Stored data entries
--- Begin ---
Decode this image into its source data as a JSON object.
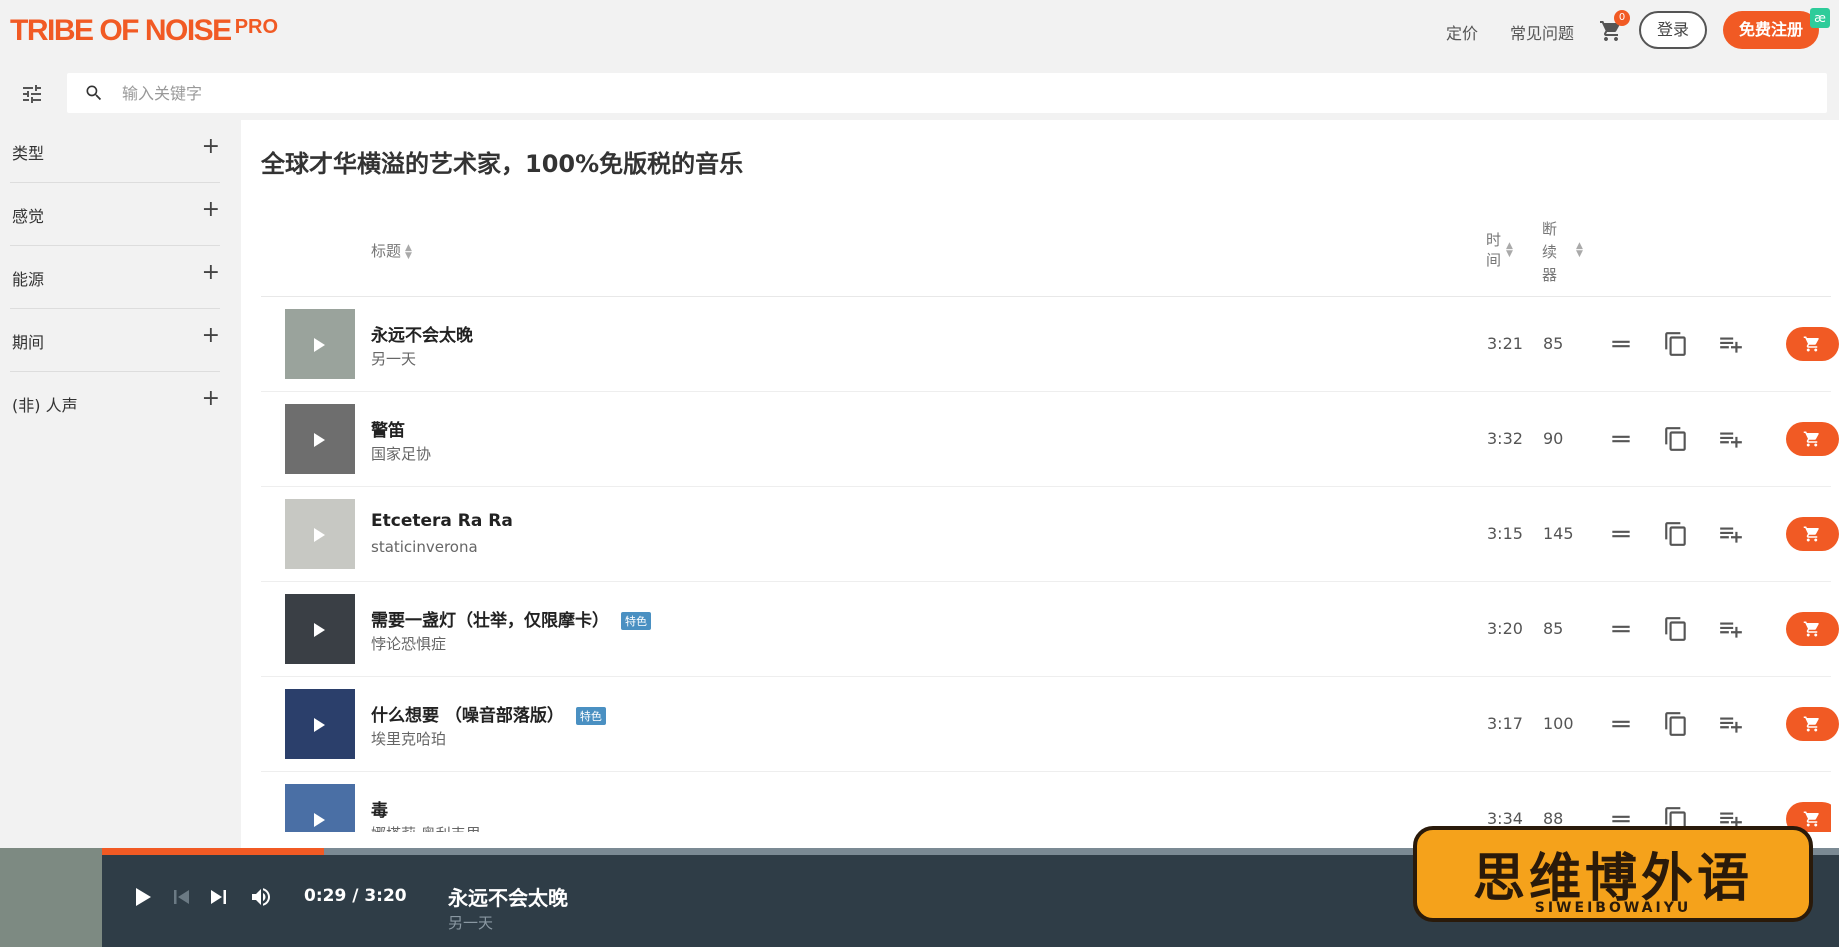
{
  "header": {
    "logo": "TRIBE OF NOISE",
    "logo_pro": "PRO",
    "nav": {
      "pricing": "定价",
      "faq": "常见问题"
    },
    "cart_count": "0",
    "login": "登录",
    "signup": "免费注册",
    "corner_badge": "æ"
  },
  "search": {
    "placeholder": "输入关键字"
  },
  "sidebar": {
    "filters": [
      {
        "label": "类型"
      },
      {
        "label": "感觉"
      },
      {
        "label": "能源"
      },
      {
        "label": "期间"
      },
      {
        "label": "(非) 人声"
      }
    ]
  },
  "main": {
    "title": "全球才华横溢的艺术家，100%免版税的音乐",
    "columns": {
      "title": "标题",
      "time_line1": "时",
      "time_line2": "间",
      "bpm_line1": "断",
      "bpm_line2": "续",
      "bpm_line3": "器"
    },
    "tracks": [
      {
        "title": "永远不会太晚",
        "artist": "另一天",
        "time": "3:21",
        "bpm": "85",
        "tag": "",
        "thumb_color": "#9aa39c"
      },
      {
        "title": "警笛",
        "artist": "国家足协",
        "time": "3:32",
        "bpm": "90",
        "tag": "",
        "thumb_color": "#6e6e6e"
      },
      {
        "title": "Etcetera Ra Ra",
        "artist": "staticinverona",
        "time": "3:15",
        "bpm": "145",
        "tag": "",
        "thumb_color": "#c7c8c3"
      },
      {
        "title": "需要一盏灯（壮举，仅限摩卡）",
        "artist": "悖论恐惧症",
        "time": "3:20",
        "bpm": "85",
        "tag": "特色",
        "thumb_color": "#3a3f45"
      },
      {
        "title": "什么想要 （噪音部落版）",
        "artist": "埃里克哈珀",
        "time": "3:17",
        "bpm": "100",
        "tag": "特色",
        "thumb_color": "#2b3f6b"
      },
      {
        "title": "毒",
        "artist": "娜塔莉·奥利韦里",
        "time": "3:34",
        "bpm": "88",
        "tag": "",
        "thumb_color": "#4a6fa5"
      }
    ]
  },
  "player": {
    "time": "0:29 / 3:20",
    "title": "永远不会太晚",
    "artist": "另一天",
    "progress": 0.128
  },
  "watermark": {
    "main": "思维博外语",
    "sub": "SIWEIBOWAIYU"
  },
  "colors": {
    "accent": "#f15a24",
    "player_bg": "#2f3d47",
    "tag": "#4a90c2"
  }
}
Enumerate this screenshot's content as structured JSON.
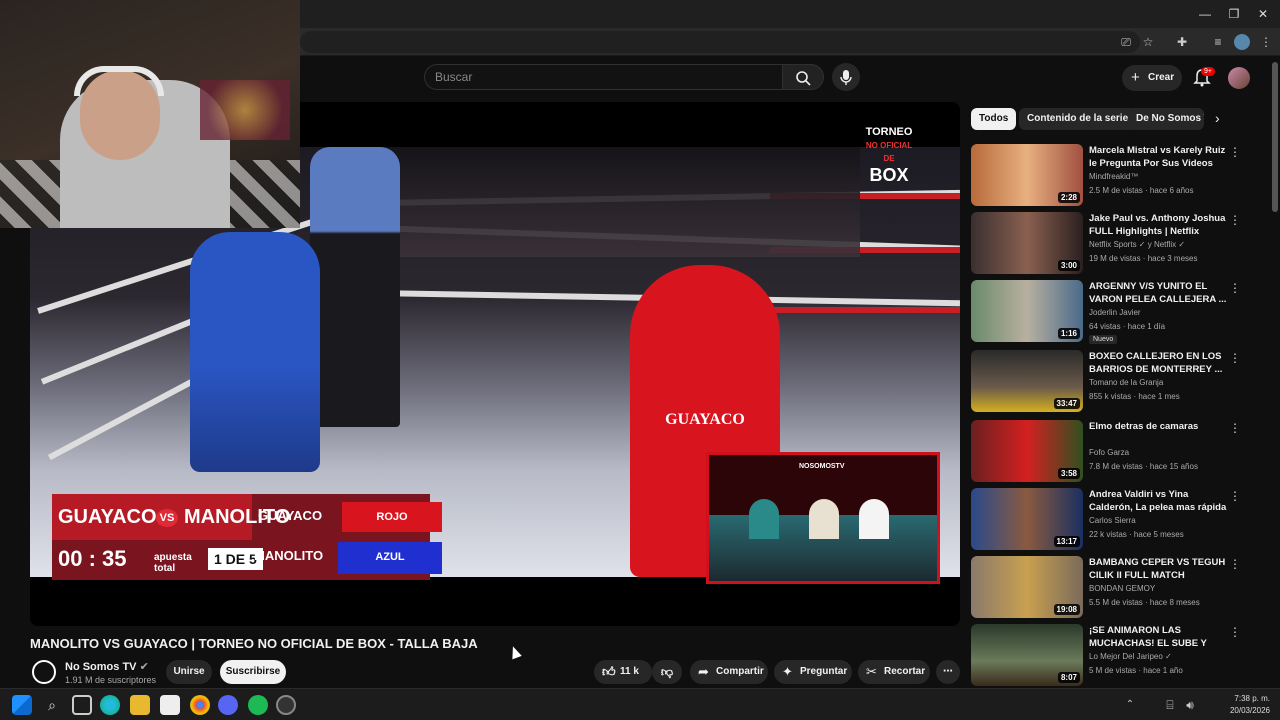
--- End ---
▸ Aim of the task: Please repeat the entries exactly. Do not include the pictures.

▸ Finished answer:
Decode this image into its source data as a JSON object.
{
  "header": {
    "logo": "TRIBE OF NOISE",
    "logo_pro": "PRO",
    "nav": {
      "pricing": "定价",
      "faq": "常见问题"
    },
    "cart_count": "0",
    "login": "登录",
    "signup": "免费注册",
    "corner_badge": "æ"
  },
  "search": {
    "placeholder": "输入关键字"
  },
  "sidebar": {
    "filters": [
      {
        "label": "类型"
      },
      {
        "label": "感觉"
      },
      {
        "label": "能源"
      },
      {
        "label": "期间"
      },
      {
        "label": "(非) 人声"
      }
    ]
  },
  "main": {
    "title": "全球才华横溢的艺术家，100%免版税的音乐",
    "columns": {
      "title": "标题",
      "time_line1": "时",
      "time_line2": "间",
      "bpm_line1": "断",
      "bpm_line2": "续",
      "bpm_line3": "器"
    },
    "tracks": [
      {
        "title": "永远不会太晚",
        "artist": "另一天",
        "time": "3:21",
        "bpm": "85",
        "tag": "",
        "thumb_color": "#9aa39c"
      },
      {
        "title": "警笛",
        "artist": "国家足协",
        "time": "3:32",
        "bpm": "90",
        "tag": "",
        "thumb_color": "#6e6e6e"
      },
      {
        "title": "Etcetera Ra Ra",
        "artist": "staticinverona",
        "time": "3:15",
        "bpm": "145",
        "tag": "",
        "thumb_color": "#c7c8c3"
      },
      {
        "title": "需要一盏灯（壮举，仅限摩卡）",
        "artist": "悖论恐惧症",
        "time": "3:20",
        "bpm": "85",
        "tag": "特色",
        "thumb_color": "#3a3f45"
      },
      {
        "title": "什么想要 （噪音部落版）",
        "artist": "埃里克哈珀",
        "time": "3:17",
        "bpm": "100",
        "tag": "特色",
        "thumb_color": "#2b3f6b"
      },
      {
        "title": "毒",
        "artist": "娜塔莉·奥利韦里",
        "time": "3:34",
        "bpm": "88",
        "tag": "",
        "thumb_color": "#4a6fa5"
      }
    ]
  },
  "player": {
    "time": "0:29 / 3:20",
    "title": "永远不会太晚",
    "artist": "另一天",
    "progress": 0.128
  },
  "watermark": {
    "main": "思维博外语",
    "sub": "SIWEIBOWAIYU"
  },
  "colors": {
    "accent": "#f15a24",
    "player_bg": "#2f3d47",
    "tag": "#4a90c2"
  }
}
Enumerate this screenshot's content as structured JSON.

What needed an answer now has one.